## START

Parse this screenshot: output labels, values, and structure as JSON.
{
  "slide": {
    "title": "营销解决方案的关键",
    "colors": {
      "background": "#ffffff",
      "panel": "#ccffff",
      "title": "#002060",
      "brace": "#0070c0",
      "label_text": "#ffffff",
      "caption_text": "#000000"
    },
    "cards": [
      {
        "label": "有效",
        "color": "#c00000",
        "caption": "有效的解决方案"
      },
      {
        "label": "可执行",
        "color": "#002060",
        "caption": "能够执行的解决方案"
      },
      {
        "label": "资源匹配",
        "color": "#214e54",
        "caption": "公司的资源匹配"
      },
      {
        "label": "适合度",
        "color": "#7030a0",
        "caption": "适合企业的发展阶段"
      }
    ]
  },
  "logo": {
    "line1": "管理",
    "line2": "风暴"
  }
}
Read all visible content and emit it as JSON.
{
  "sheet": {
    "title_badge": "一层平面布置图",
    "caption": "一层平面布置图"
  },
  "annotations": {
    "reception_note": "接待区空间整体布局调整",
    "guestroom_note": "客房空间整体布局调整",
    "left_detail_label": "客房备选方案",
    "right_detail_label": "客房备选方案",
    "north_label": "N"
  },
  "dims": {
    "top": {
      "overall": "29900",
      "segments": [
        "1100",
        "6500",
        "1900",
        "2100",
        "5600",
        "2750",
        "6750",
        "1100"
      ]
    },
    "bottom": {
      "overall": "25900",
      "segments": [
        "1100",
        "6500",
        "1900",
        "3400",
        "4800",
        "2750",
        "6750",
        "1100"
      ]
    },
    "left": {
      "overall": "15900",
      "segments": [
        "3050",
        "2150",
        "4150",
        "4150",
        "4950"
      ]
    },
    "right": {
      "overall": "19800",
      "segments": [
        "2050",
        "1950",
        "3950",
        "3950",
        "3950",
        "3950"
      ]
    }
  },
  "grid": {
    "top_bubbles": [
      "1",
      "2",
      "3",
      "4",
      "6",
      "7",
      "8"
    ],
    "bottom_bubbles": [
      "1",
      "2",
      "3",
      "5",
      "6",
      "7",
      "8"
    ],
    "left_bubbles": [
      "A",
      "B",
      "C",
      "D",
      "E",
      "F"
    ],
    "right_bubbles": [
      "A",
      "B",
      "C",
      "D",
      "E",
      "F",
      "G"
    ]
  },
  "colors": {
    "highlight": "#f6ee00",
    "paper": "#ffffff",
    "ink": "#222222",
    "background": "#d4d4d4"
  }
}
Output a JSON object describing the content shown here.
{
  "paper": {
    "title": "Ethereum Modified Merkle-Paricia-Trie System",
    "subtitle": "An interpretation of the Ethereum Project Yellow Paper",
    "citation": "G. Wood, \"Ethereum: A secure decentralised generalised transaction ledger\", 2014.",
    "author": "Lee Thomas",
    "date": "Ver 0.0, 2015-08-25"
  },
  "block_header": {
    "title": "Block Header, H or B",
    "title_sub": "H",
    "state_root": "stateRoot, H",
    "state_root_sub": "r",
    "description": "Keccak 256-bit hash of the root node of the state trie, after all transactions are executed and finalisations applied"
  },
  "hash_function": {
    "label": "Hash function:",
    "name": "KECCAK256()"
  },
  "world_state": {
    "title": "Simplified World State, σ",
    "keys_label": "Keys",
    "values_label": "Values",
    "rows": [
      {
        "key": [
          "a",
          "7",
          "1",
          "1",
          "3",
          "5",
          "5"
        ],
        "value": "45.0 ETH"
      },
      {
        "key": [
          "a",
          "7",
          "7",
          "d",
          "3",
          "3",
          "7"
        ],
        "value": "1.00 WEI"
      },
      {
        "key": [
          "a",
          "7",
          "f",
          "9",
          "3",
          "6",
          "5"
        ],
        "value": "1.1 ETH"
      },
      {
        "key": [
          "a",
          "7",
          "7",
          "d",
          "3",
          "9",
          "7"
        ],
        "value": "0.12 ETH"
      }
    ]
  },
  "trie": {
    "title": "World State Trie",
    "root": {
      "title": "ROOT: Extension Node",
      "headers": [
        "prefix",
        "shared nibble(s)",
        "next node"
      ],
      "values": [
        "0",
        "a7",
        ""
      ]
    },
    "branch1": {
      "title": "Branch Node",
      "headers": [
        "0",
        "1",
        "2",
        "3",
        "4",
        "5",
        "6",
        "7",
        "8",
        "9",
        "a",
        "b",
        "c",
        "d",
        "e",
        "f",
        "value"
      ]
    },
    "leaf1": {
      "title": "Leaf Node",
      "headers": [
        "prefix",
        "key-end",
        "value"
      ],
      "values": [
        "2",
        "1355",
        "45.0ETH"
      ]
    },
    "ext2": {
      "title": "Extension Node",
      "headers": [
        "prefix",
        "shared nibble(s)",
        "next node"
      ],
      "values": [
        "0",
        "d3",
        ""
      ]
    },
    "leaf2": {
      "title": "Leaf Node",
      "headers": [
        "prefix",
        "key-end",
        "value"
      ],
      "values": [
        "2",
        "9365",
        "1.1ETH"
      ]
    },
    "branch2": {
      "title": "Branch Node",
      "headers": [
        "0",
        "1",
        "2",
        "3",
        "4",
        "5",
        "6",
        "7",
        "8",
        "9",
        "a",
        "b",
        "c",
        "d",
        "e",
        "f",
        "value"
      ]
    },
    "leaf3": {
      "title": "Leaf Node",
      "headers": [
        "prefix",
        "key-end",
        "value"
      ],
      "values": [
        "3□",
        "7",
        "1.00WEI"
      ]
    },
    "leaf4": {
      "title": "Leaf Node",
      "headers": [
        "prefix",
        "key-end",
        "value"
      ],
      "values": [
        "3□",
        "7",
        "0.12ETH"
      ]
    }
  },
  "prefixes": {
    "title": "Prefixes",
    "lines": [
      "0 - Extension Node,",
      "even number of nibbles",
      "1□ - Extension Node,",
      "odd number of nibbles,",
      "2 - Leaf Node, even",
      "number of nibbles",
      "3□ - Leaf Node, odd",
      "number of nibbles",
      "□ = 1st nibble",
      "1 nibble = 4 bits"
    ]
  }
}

## END

### AIM OF THE TASK
Exactly reproduce the material above.

### FINAL RESULT
Parse this screenshot: output labels, values, and structure as JSON.
{
  "slide": {
    "title": "营销解决方案的关键",
    "colors": {
      "background": "#ffffff",
      "panel": "#ccffff",
      "title": "#002060",
      "brace": "#0070c0",
      "label_text": "#ffffff",
      "caption_text": "#000000"
    },
    "cards": [
      {
        "label": "有效",
        "color": "#c00000",
        "caption": "有效的解决方案"
      },
      {
        "label": "可执行",
        "color": "#002060",
        "caption": "能够执行的解决方案"
      },
      {
        "label": "资源匹配",
        "color": "#214e54",
        "caption": "公司的资源匹配"
      },
      {
        "label": "适合度",
        "color": "#7030a0",
        "caption": "适合企业的发展阶段"
      }
    ]
  },
  "logo": {
    "line1": "管理",
    "line2": "风暴"
  }
}
Read all visible content and emit it as JSON.
{
  "sheet": {
    "title_badge": "一层平面布置图",
    "caption": "一层平面布置图"
  },
  "annotations": {
    "reception_note": "接待区空间整体布局调整",
    "guestroom_note": "客房空间整体布局调整",
    "left_detail_label": "客房备选方案",
    "right_detail_label": "客房备选方案",
    "north_label": "N"
  },
  "dims": {
    "top": {
      "overall": "29900",
      "segments": [
        "1100",
        "6500",
        "1900",
        "2100",
        "5600",
        "2750",
        "6750",
        "1100"
      ]
    },
    "bottom": {
      "overall": "25900",
      "segments": [
        "1100",
        "6500",
        "1900",
        "3400",
        "4800",
        "2750",
        "6750",
        "1100"
      ]
    },
    "left": {
      "overall": "15900",
      "segments": [
        "3050",
        "2150",
        "4150",
        "4150",
        "4950"
      ]
    },
    "right": {
      "overall": "19800",
      "segments": [
        "2050",
        "1950",
        "3950",
        "3950",
        "3950",
        "3950"
      ]
    }
  },
  "grid": {
    "top_bubbles": [
      "1",
      "2",
      "3",
      "4",
      "6",
      "7",
      "8"
    ],
    "bottom_bubbles": [
      "1",
      "2",
      "3",
      "5",
      "6",
      "7",
      "8"
    ],
    "left_bubbles": [
      "A",
      "B",
      "C",
      "D",
      "E",
      "F"
    ],
    "right_bubbles": [
      "A",
      "B",
      "C",
      "D",
      "E",
      "F",
      "G"
    ]
  },
  "colors": {
    "highlight": "#f6ee00",
    "paper": "#ffffff",
    "ink": "#222222",
    "background": "#d4d4d4"
  }
}
Output a JSON object describing the content shown here.
{
  "paper": {
    "title": "Ethereum Modified Merkle-Paricia-Trie System",
    "subtitle": "An interpretation of the Ethereum Project Yellow Paper",
    "citation": "G. Wood, \"Ethereum: A secure decentralised generalised transaction ledger\", 2014.",
    "author": "Lee Thomas",
    "date": "Ver 0.0, 2015-08-25"
  },
  "block_header": {
    "title": "Block Header, H or B",
    "title_sub": "H",
    "state_root": "stateRoot, H",
    "state_root_sub": "r",
    "description": "Keccak 256-bit hash of the root node of the state trie, after all transactions are executed and finalisations applied"
  },
  "hash_function": {
    "label": "Hash function:",
    "name": "KECCAK256()"
  },
  "world_state": {
    "title": "Simplified World State, σ",
    "keys_label": "Keys",
    "values_label": "Values",
    "rows": [
      {
        "key": [
          "a",
          "7",
          "1",
          "1",
          "3",
          "5",
          "5"
        ],
        "value": "45.0 ETH"
      },
      {
        "key": [
          "a",
          "7",
          "7",
          "d",
          "3",
          "3",
          "7"
        ],
        "value": "1.00 WEI"
      },
      {
        "key": [
          "a",
          "7",
          "f",
          "9",
          "3",
          "6",
          "5"
        ],
        "value": "1.1 ETH"
      },
      {
        "key": [
          "a",
          "7",
          "7",
          "d",
          "3",
          "9",
          "7"
        ],
        "value": "0.12 ETH"
      }
    ]
  },
  "trie": {
    "title": "World State Trie",
    "root": {
      "title": "ROOT: Extension Node",
      "headers": [
        "prefix",
        "shared nibble(s)",
        "next node"
      ],
      "values": [
        "0",
        "a7",
        ""
      ]
    },
    "branch1": {
      "title": "Branch Node",
      "headers": [
        "0",
        "1",
        "2",
        "3",
        "4",
        "5",
        "6",
        "7",
        "8",
        "9",
        "a",
        "b",
        "c",
        "d",
        "e",
        "f",
        "value"
      ]
    },
    "leaf1": {
      "title": "Leaf Node",
      "headers": [
        "prefix",
        "key-end",
        "value"
      ],
      "values": [
        "2",
        "1355",
        "45.0ETH"
      ]
    },
    "ext2": {
      "title": "Extension Node",
      "headers": [
        "prefix",
        "shared nibble(s)",
        "next node"
      ],
      "values": [
        "0",
        "d3",
        ""
      ]
    },
    "leaf2": {
      "title": "Leaf Node",
      "headers": [
        "prefix",
        "key-end",
        "value"
      ],
      "values": [
        "2",
        "9365",
        "1.1ETH"
      ]
    },
    "branch2": {
      "title": "Branch Node",
      "headers": [
        "0",
        "1",
        "2",
        "3",
        "4",
        "5",
        "6",
        "7",
        "8",
        "9",
        "a",
        "b",
        "c",
        "d",
        "e",
        "f",
        "value"
      ]
    },
    "leaf3": {
      "title": "Leaf Node",
      "headers": [
        "prefix",
        "key-end",
        "value"
      ],
      "values": [
        "3□",
        "7",
        "1.00WEI"
      ]
    },
    "leaf4": {
      "title": "Leaf Node",
      "headers": [
        "prefix",
        "key-end",
        "value"
      ],
      "values": [
        "3□",
        "7",
        "0.12ETH"
      ]
    }
  },
  "prefixes": {
    "title": "Prefixes",
    "lines": [
      "0 - Extension Node,",
      "even number of nibbles",
      "1□ - Extension Node,",
      "odd number of nibbles,",
      "2 - Leaf Node, even",
      "number of nibbles",
      "3□ - Leaf Node, odd",
      "number of nibbles",
      "□ = 1st nibble",
      "1 nibble = 4 bits"
    ]
  }
}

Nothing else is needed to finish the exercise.